— Prompt —
Search the data for the word "this" and copy every line that contains it.

>> Begin Source data

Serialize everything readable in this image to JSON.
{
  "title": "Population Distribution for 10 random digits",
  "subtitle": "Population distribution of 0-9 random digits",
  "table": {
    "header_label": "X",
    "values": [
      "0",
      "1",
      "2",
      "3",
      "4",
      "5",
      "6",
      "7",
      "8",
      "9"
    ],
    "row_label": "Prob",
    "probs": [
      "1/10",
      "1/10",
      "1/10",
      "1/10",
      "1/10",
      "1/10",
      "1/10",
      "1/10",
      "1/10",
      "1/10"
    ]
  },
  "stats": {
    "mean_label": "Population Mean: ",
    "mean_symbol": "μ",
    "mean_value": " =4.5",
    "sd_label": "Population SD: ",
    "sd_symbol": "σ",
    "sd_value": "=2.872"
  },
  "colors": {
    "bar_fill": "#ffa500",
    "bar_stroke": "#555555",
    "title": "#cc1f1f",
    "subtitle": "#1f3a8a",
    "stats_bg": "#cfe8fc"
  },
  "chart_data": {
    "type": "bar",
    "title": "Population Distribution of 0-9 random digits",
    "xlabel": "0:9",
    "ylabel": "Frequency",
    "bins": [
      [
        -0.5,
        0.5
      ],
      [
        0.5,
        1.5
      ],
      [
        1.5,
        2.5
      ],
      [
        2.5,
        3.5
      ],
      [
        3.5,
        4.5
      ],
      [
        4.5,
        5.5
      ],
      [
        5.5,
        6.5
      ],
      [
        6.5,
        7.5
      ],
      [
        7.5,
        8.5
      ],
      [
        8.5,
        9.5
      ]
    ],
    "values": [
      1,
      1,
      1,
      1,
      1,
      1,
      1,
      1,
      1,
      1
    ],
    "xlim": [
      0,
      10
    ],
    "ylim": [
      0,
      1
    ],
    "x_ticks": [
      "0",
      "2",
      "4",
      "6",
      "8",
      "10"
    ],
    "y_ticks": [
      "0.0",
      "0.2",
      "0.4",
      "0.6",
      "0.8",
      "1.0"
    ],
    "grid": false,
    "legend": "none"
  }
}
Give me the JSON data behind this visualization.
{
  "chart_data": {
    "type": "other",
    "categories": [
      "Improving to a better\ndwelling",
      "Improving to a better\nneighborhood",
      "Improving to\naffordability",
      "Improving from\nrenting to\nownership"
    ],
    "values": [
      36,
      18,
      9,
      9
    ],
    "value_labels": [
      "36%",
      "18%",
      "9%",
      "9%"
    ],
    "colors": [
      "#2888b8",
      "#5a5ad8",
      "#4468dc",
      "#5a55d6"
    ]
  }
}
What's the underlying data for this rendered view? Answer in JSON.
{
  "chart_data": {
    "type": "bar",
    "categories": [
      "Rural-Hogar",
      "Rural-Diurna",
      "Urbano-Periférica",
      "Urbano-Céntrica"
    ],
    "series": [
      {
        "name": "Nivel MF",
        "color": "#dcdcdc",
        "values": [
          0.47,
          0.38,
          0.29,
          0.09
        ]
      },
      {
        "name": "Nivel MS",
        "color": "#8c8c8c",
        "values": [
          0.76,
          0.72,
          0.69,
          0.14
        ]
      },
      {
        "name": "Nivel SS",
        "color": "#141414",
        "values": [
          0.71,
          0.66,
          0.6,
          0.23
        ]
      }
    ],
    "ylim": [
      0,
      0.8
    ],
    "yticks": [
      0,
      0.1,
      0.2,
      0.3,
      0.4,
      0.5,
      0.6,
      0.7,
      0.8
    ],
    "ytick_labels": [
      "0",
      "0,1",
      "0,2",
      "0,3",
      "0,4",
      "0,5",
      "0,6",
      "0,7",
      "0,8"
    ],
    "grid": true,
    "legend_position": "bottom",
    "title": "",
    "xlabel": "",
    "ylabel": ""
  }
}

>> End Source data

— Task result —
Serialize everything readable in this image to JSON.
Give me the JSON data behind this visualization.
What's the underlying data for this rendered view? Answer in JSON.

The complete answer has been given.